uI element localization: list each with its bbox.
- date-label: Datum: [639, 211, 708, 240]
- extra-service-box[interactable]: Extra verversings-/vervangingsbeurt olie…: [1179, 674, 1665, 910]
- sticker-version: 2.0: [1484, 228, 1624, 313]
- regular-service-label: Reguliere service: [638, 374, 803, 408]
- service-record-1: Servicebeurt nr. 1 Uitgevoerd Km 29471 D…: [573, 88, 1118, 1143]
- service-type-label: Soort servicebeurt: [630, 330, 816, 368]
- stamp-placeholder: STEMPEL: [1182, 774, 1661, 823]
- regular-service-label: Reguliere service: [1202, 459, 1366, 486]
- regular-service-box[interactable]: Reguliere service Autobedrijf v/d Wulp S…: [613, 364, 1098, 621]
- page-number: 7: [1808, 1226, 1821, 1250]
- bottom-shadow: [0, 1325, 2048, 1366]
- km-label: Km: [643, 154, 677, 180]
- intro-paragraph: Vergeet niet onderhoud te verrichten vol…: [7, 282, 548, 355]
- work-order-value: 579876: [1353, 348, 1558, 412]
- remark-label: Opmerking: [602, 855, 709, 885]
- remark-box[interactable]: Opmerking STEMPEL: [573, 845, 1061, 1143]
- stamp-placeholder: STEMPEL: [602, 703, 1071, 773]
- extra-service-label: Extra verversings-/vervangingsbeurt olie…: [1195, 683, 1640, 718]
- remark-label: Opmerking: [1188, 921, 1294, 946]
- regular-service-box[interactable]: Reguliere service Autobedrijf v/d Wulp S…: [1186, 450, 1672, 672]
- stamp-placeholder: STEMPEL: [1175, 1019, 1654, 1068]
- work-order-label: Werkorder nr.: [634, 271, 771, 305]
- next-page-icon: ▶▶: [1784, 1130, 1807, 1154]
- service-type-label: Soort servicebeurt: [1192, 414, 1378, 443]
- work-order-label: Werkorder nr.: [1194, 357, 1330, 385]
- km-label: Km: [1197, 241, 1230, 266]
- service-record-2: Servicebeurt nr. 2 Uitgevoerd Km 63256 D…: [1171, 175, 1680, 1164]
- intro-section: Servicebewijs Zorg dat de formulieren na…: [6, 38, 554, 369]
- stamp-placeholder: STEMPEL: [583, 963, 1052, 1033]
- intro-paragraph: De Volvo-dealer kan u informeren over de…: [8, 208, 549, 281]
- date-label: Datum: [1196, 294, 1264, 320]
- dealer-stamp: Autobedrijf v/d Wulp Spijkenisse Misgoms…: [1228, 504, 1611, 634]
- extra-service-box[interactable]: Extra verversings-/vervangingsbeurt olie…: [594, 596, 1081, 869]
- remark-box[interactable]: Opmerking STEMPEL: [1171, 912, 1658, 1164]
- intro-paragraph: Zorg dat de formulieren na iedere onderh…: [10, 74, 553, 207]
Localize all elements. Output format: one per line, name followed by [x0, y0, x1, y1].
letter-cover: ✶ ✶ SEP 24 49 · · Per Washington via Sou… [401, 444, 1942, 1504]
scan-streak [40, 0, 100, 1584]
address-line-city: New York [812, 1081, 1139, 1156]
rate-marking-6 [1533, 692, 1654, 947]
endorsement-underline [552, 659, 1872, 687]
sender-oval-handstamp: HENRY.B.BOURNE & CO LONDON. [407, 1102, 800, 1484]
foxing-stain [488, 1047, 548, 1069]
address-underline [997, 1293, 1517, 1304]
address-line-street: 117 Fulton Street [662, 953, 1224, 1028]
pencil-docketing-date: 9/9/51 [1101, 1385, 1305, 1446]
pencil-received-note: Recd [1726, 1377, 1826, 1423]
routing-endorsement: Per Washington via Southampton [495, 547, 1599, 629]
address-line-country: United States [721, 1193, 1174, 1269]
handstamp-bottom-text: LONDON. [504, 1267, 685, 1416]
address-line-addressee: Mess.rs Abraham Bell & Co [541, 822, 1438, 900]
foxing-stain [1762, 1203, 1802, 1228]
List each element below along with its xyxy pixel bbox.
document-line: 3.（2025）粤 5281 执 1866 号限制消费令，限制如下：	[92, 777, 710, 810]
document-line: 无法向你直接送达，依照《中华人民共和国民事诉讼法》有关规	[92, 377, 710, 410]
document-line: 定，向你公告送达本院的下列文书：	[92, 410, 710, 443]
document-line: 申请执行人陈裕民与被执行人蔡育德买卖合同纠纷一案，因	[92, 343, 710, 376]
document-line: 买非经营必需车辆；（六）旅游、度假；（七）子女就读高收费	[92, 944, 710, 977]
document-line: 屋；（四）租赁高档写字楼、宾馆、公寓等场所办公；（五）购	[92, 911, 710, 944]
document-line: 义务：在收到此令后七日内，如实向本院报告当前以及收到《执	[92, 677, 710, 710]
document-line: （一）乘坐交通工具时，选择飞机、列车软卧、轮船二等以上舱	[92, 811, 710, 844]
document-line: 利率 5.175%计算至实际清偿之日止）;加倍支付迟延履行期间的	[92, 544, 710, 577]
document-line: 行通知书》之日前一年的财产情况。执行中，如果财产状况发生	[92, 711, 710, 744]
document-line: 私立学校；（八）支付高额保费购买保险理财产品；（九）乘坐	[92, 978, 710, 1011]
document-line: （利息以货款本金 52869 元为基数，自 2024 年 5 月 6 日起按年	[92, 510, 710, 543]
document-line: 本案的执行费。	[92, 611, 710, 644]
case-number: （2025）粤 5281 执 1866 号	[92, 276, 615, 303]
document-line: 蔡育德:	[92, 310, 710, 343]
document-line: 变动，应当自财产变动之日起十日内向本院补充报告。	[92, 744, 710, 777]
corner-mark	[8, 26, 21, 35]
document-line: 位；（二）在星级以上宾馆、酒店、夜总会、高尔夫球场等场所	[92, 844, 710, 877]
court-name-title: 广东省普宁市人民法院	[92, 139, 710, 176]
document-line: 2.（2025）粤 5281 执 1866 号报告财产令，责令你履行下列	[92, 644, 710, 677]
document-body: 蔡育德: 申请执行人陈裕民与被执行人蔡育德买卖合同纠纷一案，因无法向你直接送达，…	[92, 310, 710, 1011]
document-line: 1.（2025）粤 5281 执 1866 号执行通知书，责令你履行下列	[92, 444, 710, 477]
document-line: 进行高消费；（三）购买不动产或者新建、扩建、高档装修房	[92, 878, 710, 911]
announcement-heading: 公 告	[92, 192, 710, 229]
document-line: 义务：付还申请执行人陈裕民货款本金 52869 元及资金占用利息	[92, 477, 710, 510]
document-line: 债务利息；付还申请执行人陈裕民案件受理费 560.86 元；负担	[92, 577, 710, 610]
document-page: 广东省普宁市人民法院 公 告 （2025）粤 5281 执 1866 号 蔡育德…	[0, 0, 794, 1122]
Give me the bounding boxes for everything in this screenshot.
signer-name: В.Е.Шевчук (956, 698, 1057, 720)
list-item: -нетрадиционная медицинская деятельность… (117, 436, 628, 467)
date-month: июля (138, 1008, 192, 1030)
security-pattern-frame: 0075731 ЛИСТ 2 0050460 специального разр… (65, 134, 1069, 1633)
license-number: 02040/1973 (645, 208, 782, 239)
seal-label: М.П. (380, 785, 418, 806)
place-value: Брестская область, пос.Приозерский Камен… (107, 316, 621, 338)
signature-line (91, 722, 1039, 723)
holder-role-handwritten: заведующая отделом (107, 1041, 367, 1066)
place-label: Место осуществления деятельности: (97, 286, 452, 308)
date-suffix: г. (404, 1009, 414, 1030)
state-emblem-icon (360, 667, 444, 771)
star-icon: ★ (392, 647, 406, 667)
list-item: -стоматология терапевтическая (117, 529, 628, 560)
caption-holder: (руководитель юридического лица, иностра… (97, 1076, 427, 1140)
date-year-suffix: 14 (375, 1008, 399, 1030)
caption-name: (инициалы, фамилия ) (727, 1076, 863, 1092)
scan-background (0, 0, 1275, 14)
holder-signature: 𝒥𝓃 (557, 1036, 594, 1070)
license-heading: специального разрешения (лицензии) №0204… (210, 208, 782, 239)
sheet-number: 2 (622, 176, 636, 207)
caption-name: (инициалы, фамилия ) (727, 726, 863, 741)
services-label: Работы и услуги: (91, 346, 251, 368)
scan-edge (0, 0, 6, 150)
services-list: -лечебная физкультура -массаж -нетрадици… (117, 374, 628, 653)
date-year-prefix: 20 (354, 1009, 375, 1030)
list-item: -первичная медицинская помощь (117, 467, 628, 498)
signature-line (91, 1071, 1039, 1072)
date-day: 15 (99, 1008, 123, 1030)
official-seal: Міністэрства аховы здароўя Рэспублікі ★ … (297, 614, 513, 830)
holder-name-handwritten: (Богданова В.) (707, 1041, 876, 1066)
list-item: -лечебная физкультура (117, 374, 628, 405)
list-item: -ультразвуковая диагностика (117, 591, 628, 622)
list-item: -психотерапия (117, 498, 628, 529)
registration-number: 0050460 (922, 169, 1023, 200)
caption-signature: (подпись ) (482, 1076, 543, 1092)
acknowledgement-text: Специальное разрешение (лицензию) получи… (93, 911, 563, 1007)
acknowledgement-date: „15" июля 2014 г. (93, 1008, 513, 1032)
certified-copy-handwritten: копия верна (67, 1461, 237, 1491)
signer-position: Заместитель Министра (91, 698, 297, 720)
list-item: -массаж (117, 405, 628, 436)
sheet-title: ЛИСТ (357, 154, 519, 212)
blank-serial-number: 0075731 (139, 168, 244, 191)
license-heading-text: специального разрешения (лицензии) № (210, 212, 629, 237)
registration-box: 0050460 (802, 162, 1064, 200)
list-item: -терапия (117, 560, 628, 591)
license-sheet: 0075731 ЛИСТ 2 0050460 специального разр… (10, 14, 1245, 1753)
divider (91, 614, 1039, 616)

▬▬▬▬▬▬▬▬▬▬

Task:
Copy the rows word for word, starting at the first row and ending with the row that contains "- remark-label: Opmerking: [1188, 921, 1294, 946]".

Written response:
uI element localization: list each with its bbox.
- date-label: Datum: [639, 211, 708, 240]
- extra-service-box[interactable]: Extra verversings-/vervangingsbeurt olie…: [1179, 674, 1665, 910]
- sticker-version: 2.0: [1484, 228, 1624, 313]
- regular-service-label: Reguliere service: [638, 374, 803, 408]
- service-record-1: Servicebeurt nr. 1 Uitgevoerd Km 29471 D…: [573, 88, 1118, 1143]
- service-type-label: Soort servicebeurt: [630, 330, 816, 368]
- stamp-placeholder: STEMPEL: [1182, 774, 1661, 823]
- regular-service-label: Reguliere service: [1202, 459, 1366, 486]
- regular-service-box[interactable]: Reguliere service Autobedrijf v/d Wulp S…: [613, 364, 1098, 621]
- page-number: 7: [1808, 1226, 1821, 1250]
- bottom-shadow: [0, 1325, 2048, 1366]
- km-label: Km: [643, 154, 677, 180]
- intro-paragraph: Vergeet niet onderhoud te verrichten vol…: [7, 282, 548, 355]
- work-order-value: 579876: [1353, 348, 1558, 412]
- remark-label: Opmerking: [602, 855, 709, 885]
- remark-box[interactable]: Opmerking STEMPEL: [573, 845, 1061, 1143]
- stamp-placeholder: STEMPEL: [602, 703, 1071, 773]
- extra-service-label: Extra verversings-/vervangingsbeurt olie…: [1195, 683, 1640, 718]
- remark-label: Opmerking: [1188, 921, 1294, 946]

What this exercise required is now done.